-------- DATASET ENTRIES --------

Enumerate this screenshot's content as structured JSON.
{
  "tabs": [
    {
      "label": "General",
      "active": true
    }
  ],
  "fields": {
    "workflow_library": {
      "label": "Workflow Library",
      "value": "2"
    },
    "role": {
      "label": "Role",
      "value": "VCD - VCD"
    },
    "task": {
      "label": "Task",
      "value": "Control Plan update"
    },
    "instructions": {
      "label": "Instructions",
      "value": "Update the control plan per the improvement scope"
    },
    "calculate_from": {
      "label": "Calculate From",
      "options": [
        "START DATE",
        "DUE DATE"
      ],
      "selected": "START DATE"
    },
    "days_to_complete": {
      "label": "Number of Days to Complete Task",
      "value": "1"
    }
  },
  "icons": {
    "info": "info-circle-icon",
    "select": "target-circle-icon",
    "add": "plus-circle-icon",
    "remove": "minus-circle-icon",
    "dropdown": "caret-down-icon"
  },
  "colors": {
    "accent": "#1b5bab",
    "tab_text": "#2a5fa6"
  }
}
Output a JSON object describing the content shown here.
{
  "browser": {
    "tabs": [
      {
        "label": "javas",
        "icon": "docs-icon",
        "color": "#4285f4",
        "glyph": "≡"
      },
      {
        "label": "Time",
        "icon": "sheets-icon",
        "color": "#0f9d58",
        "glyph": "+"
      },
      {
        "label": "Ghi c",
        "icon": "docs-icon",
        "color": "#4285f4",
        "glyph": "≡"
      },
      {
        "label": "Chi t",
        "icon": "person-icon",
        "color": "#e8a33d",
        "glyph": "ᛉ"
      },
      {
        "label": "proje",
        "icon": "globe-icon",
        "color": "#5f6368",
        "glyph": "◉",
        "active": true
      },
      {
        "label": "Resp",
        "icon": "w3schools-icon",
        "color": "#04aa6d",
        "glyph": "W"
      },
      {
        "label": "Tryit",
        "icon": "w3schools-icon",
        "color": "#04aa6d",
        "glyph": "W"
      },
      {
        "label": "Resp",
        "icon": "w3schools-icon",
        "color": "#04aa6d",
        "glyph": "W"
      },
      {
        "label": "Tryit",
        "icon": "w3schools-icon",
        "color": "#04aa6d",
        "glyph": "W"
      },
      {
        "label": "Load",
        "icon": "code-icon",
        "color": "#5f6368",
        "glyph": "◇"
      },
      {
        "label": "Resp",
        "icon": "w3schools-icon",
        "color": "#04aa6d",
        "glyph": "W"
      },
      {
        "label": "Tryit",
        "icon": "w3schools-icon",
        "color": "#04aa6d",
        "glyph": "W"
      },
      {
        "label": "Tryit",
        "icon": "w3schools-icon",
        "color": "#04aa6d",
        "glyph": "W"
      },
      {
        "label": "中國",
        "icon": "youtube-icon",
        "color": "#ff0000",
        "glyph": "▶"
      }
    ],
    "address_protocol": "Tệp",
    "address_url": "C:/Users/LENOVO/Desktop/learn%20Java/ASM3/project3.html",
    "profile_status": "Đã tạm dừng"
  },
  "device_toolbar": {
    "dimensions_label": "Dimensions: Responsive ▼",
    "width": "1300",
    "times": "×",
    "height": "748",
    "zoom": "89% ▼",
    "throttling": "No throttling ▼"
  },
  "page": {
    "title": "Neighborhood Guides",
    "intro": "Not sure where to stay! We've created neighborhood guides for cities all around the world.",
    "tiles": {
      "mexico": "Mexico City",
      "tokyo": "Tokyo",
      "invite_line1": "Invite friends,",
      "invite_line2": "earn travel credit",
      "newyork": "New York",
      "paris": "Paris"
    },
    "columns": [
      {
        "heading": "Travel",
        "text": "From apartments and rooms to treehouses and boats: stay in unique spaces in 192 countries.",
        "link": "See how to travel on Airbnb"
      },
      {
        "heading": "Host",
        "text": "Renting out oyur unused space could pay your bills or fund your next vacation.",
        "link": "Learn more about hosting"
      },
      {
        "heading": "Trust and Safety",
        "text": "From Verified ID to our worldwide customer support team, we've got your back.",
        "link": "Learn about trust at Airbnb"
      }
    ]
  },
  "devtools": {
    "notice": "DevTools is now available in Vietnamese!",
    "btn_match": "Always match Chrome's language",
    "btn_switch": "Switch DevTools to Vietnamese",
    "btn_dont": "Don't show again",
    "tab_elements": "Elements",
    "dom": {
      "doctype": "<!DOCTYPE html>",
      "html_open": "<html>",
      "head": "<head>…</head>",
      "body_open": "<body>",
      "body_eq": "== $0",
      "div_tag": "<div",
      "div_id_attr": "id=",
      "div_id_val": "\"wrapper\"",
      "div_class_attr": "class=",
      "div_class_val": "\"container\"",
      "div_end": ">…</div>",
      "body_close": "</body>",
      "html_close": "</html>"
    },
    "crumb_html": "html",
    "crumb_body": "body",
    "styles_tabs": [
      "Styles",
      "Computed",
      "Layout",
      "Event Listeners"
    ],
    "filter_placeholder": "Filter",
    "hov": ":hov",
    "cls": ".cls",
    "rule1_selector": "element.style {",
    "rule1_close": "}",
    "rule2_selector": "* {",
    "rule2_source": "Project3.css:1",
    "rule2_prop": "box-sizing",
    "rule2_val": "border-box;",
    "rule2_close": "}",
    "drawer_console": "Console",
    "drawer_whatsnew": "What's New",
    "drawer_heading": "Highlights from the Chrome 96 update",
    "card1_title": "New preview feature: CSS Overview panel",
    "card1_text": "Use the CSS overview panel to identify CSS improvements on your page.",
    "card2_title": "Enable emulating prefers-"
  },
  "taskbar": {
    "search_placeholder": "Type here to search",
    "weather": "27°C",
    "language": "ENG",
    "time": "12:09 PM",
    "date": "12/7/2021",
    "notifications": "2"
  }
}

--------

- **AIM**: Copy each line containing the word "Airbnb" from the data.

- **EXPECTED ANSWER**:
        "link": "See how to travel on Airbnb"
        "link": "Learn about trust at Airbnb"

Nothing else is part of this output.